## WHAT YOU NEED TO DO
Below are some entries. Copy each line that holds the string "start".

## Structured figure records
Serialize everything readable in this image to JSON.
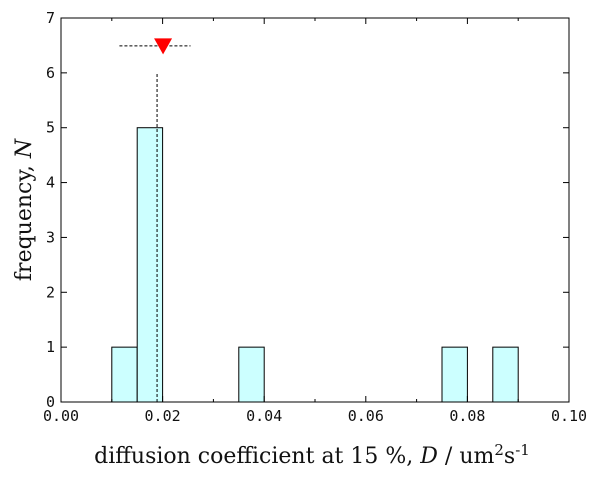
{
  "chart_data": {
    "type": "bar",
    "title": "",
    "xlabel_text": "diffusion coefficient at 15 %,",
    "xlabel_var": "D",
    "xlabel_unit_pre": "/ um",
    "xlabel_sup1": "2",
    "xlabel_unit_mid": "s",
    "xlabel_sup2": "-1",
    "ylabel_text": "frequency,",
    "ylabel_var": "N",
    "xlim": [
      0.0,
      0.1
    ],
    "ylim": [
      0,
      7
    ],
    "xticks": [
      "0.00",
      "0.02",
      "0.04",
      "0.06",
      "0.08",
      "0.10"
    ],
    "xtick_values": [
      0.0,
      0.02,
      0.04,
      0.06,
      0.08,
      0.1
    ],
    "yticks": [
      "0",
      "1",
      "2",
      "3",
      "4",
      "5",
      "6",
      "7"
    ],
    "ytick_values": [
      0,
      1,
      2,
      3,
      4,
      5,
      6,
      7
    ],
    "bin_width": 0.005,
    "bins": [
      {
        "start": 0.01,
        "count": 1
      },
      {
        "start": 0.015,
        "count": 5
      },
      {
        "start": 0.035,
        "count": 1
      },
      {
        "start": 0.075,
        "count": 1
      },
      {
        "start": 0.085,
        "count": 1
      }
    ],
    "mean_marker": {
      "x": 0.0195,
      "y": 6.5,
      "err_low": 0.0115,
      "err_high": 0.0255,
      "vline_top": 6.0
    },
    "bar_fill": "#ccffff",
    "marker_color": "#ff0000",
    "grid": false
  }
}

## ANSWER BELOW
        "start": 0.01,
        "start": 0.015,
        "start": 0.035,
        "start": 0.075,
        "start": 0.085,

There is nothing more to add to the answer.